== PROBLEM REQUIREMENTS ==
Copy every line of the entries below word for word, leaving the pictures out of your answer.

== MATERIAL FOR THIS TASK ==

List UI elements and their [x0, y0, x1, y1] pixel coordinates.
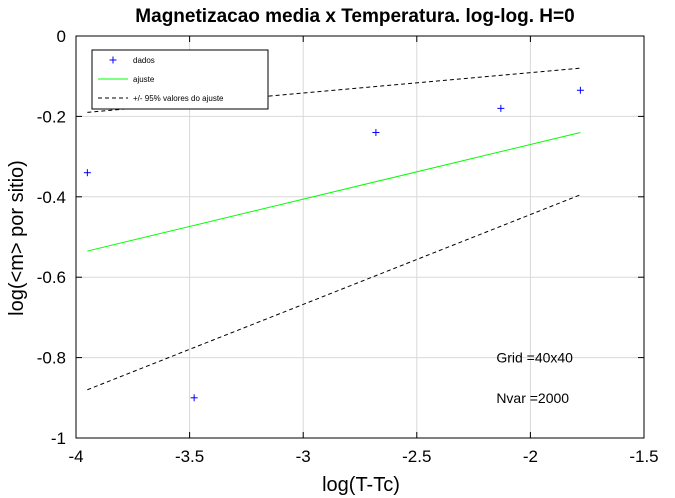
fit-line	[87, 131, 581, 252]
y-tick-label: 0	[57, 27, 66, 46]
x-axis-label: log(T-Tc)	[322, 474, 400, 496]
data-point-marker	[372, 128, 380, 136]
annotation-text: Grid =40x40	[496, 350, 573, 366]
x-tick-label: -3.5	[175, 447, 204, 466]
legend-label: +/- 95% valores do ajuste	[133, 94, 224, 103]
confidence-band-line	[87, 194, 581, 391]
x-tick-label: -2.5	[402, 447, 431, 466]
data-point-marker	[83, 169, 91, 177]
x-tick-label: -1.5	[629, 447, 658, 466]
legend: dados ajuste +/- 95% valores do ajuste	[91, 49, 269, 110]
y-tick-label: -1	[51, 429, 66, 448]
legend-label: dados	[133, 56, 155, 65]
x-tick-label: -4	[68, 447, 83, 466]
series-layer	[83, 67, 584, 402]
axis-ticks: -4 -3.5 -3 -2.5 -2 -1.5 0 -0.2 -0.4 -0.6 -0.8 -1	[37, 27, 659, 466]
chart-title: Magnetizacao media x Temperatura. log-lo…	[135, 6, 574, 27]
legend-marker	[109, 56, 117, 64]
legend-label: ajuste	[133, 75, 155, 84]
y-tick-label: -0.8	[37, 349, 66, 368]
annotations: Grid =40x40 Nvar =2000	[496, 350, 573, 406]
x-tick-label: -2	[523, 447, 538, 466]
confidence-band-line	[87, 67, 581, 113]
plot-area-frame	[75, 35, 645, 439]
y-tick-label: -0.2	[37, 107, 66, 126]
data-point-marker	[576, 86, 584, 94]
data-point-marker	[497, 104, 505, 112]
x-tick-label: -3	[296, 447, 311, 466]
y-tick-label: -0.6	[37, 268, 66, 287]
y-axis-label: log(<m> por sitio)	[6, 160, 28, 316]
y-tick-label: -0.4	[37, 188, 66, 207]
annotation-text: Nvar =2000	[496, 390, 569, 406]
data-point-marker	[190, 394, 198, 402]
grid	[75, 35, 645, 439]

== OUTPUT OF THE TASK ==
List UI elements and their [x0, y0, x1, y1] pixel coordinates.
fit-line	[87, 131, 581, 252]
y-tick-label: 0	[57, 27, 66, 46]
x-axis-label: log(T-Tc)	[322, 474, 400, 496]
data-point-marker	[372, 128, 380, 136]
annotation-text: Grid =40x40	[496, 350, 573, 366]
x-tick-label: -3.5	[175, 447, 204, 466]
legend-label: +/- 95% valores do ajuste	[133, 94, 224, 103]
confidence-band-line	[87, 194, 581, 391]
x-tick-label: -2.5	[402, 447, 431, 466]
data-point-marker	[83, 169, 91, 177]
x-tick-label: -1.5	[629, 447, 658, 466]
legend: dados ajuste +/- 95% valores do ajuste	[91, 49, 269, 110]
y-tick-label: -1	[51, 429, 66, 448]
legend-label: dados	[133, 56, 155, 65]
x-tick-label: -4	[68, 447, 83, 466]
series-layer	[83, 67, 584, 402]
axis-ticks: -4 -3.5 -3 -2.5 -2 -1.5 0 -0.2 -0.4 -0.6 -0.8 -1	[37, 27, 659, 466]
chart-title: Magnetizacao media x Temperatura. log-lo…	[135, 6, 574, 27]
legend-marker	[109, 56, 117, 64]
legend-label: ajuste	[133, 75, 155, 84]
y-tick-label: -0.8	[37, 349, 66, 368]
annotations: Grid =40x40 Nvar =2000	[496, 350, 573, 406]
x-tick-label: -2	[523, 447, 538, 466]
confidence-band-line	[87, 67, 581, 113]
plot-area-frame	[75, 35, 645, 439]
y-tick-label: -0.2	[37, 107, 66, 126]
data-point-marker	[576, 86, 584, 94]
data-point-marker	[497, 104, 505, 112]
x-tick-label: -3	[296, 447, 311, 466]
y-tick-label: -0.6	[37, 268, 66, 287]
y-axis-label: log(<m> por sitio)	[6, 160, 28, 316]
y-tick-label: -0.4	[37, 188, 66, 207]
annotation-text: Nvar =2000	[496, 390, 569, 406]
data-point-marker	[190, 394, 198, 402]
grid	[75, 35, 645, 439]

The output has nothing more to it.